**WHAT IS EXPECTED**: Set every record down verbatim and omit the pictures.

**SUPPLIED DATA**:
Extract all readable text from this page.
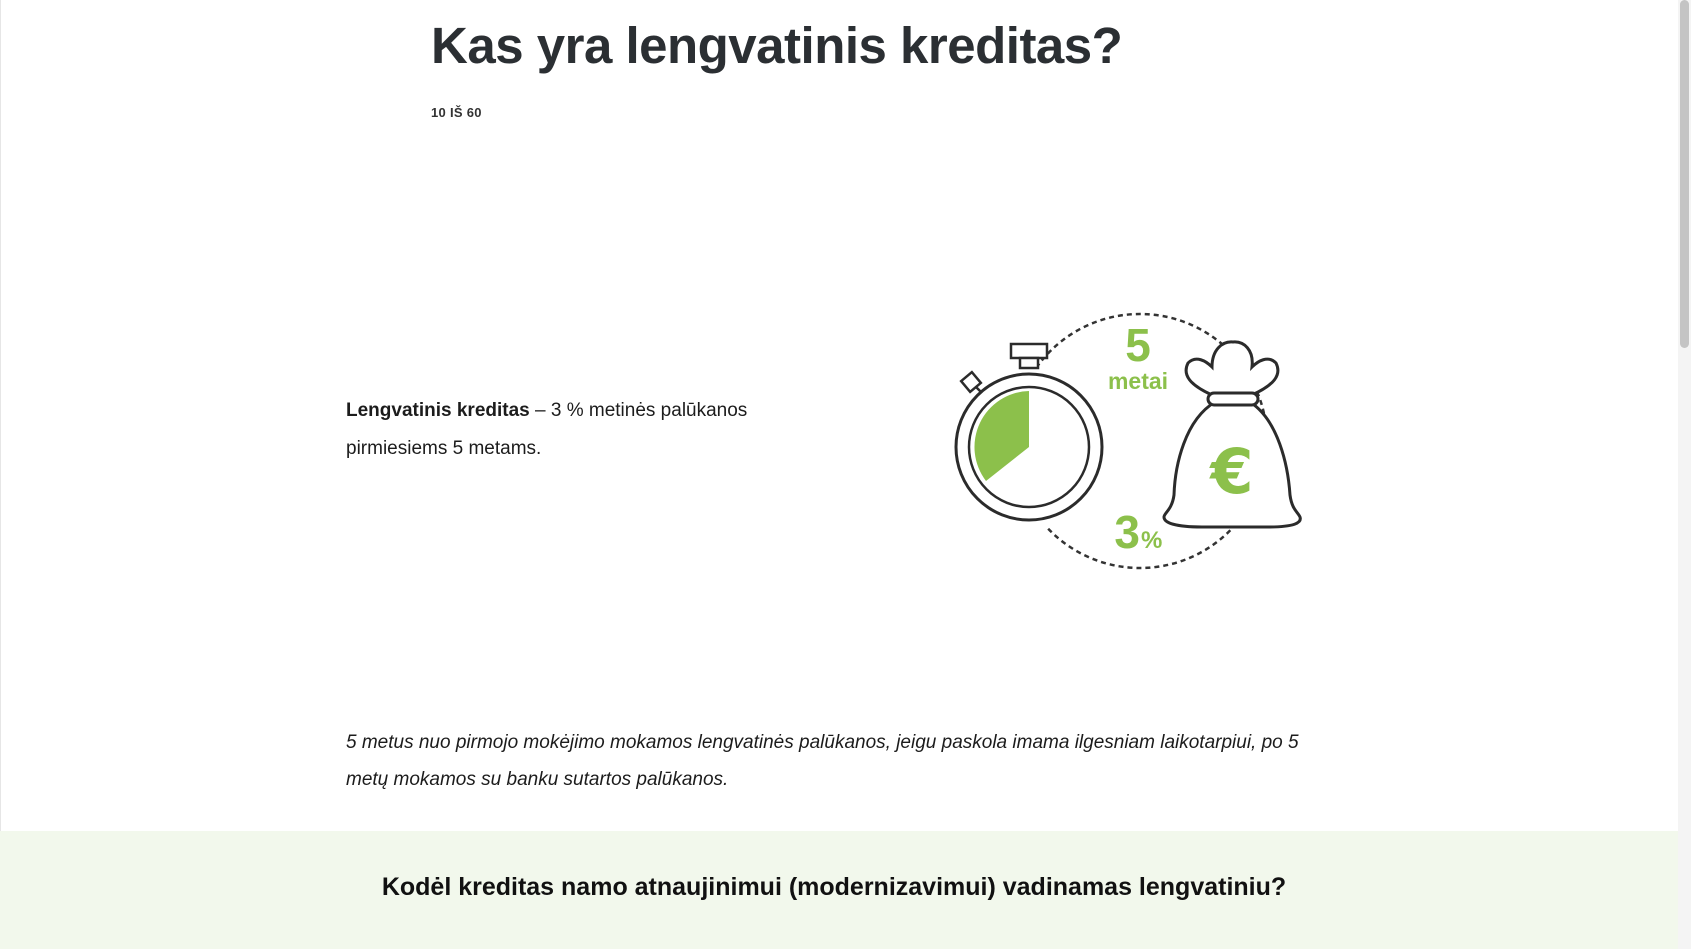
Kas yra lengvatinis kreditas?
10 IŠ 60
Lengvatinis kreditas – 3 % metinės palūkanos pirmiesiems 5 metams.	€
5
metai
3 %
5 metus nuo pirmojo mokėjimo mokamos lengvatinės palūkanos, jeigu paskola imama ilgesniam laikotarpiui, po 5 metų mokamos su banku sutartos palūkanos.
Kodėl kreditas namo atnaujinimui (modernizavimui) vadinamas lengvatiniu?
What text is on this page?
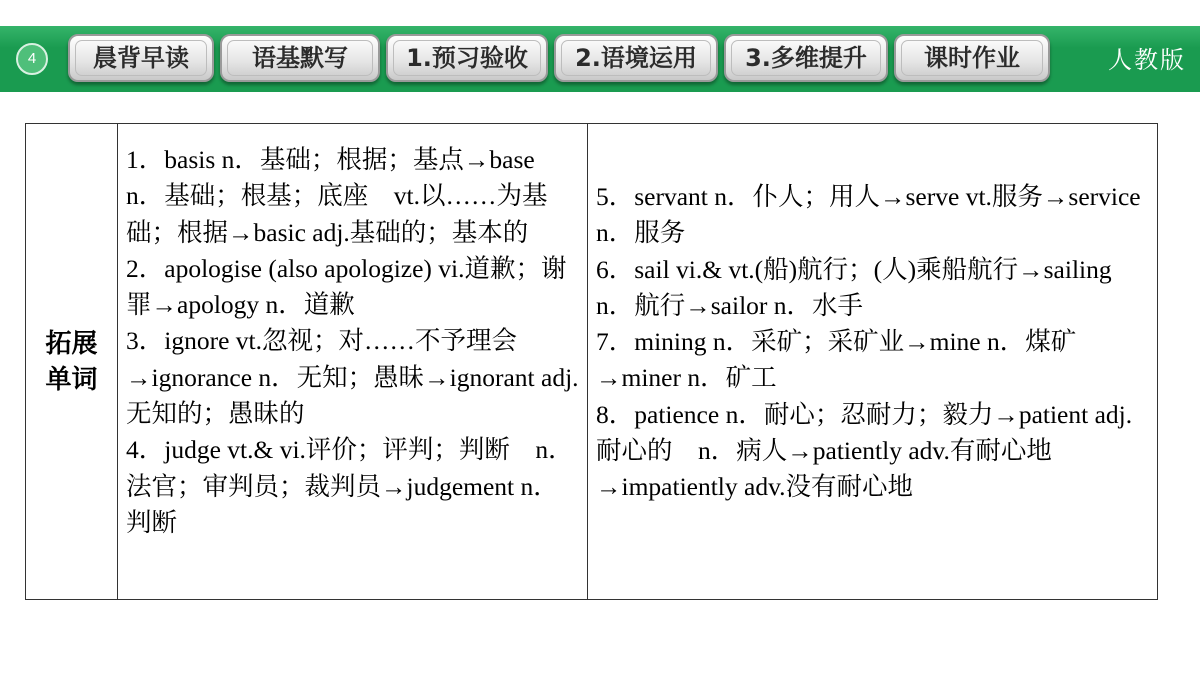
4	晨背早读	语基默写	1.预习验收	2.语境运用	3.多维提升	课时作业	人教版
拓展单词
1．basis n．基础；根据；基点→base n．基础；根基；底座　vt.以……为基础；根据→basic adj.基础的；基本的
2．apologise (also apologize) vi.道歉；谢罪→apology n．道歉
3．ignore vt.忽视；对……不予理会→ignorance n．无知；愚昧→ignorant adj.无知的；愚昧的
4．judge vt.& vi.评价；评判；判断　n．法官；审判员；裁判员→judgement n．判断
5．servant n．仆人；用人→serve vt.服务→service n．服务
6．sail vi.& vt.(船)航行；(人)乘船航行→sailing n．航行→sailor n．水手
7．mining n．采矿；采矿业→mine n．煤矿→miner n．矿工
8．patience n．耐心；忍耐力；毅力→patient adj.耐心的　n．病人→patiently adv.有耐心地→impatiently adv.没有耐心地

**OUTPUT OF THE EXERCISE**:
Extract all readable text from this page.
Kas yra lengvatinis kreditas?
10 IŠ 60
Lengvatinis kreditas – 3 % metinės palūkanos pirmiesiems 5 metams.	€
5
metai
3 %
5 metus nuo pirmojo mokėjimo mokamos lengvatinės palūkanos, jeigu paskola imama ilgesniam laikotarpiui, po 5 metų mokamos su banku sutartos palūkanos.
Kodėl kreditas namo atnaujinimui (modernizavimui) vadinamas lengvatiniu?
What text is on this page?
4	晨背早读	语基默写	1.预习验收	2.语境运用	3.多维提升	课时作业	人教版
拓展单词
1．basis n．基础；根据；基点→base n．基础；根基；底座　vt.以……为基础；根据→basic adj.基础的；基本的
2．apologise (also apologize) vi.道歉；谢罪→apology n．道歉
3．ignore vt.忽视；对……不予理会→ignorance n．无知；愚昧→ignorant adj.无知的；愚昧的
4．judge vt.& vi.评价；评判；判断　n．法官；审判员；裁判员→judgement n．判断
5．servant n．仆人；用人→serve vt.服务→service n．服务
6．sail vi.& vt.(船)航行；(人)乘船航行→sailing n．航行→sailor n．水手
7．mining n．采矿；采矿业→mine n．煤矿→miner n．矿工
8．patience n．耐心；忍耐力；毅力→patient adj.耐心的　n．病人→patiently adv.有耐心地→impatiently adv.没有耐心地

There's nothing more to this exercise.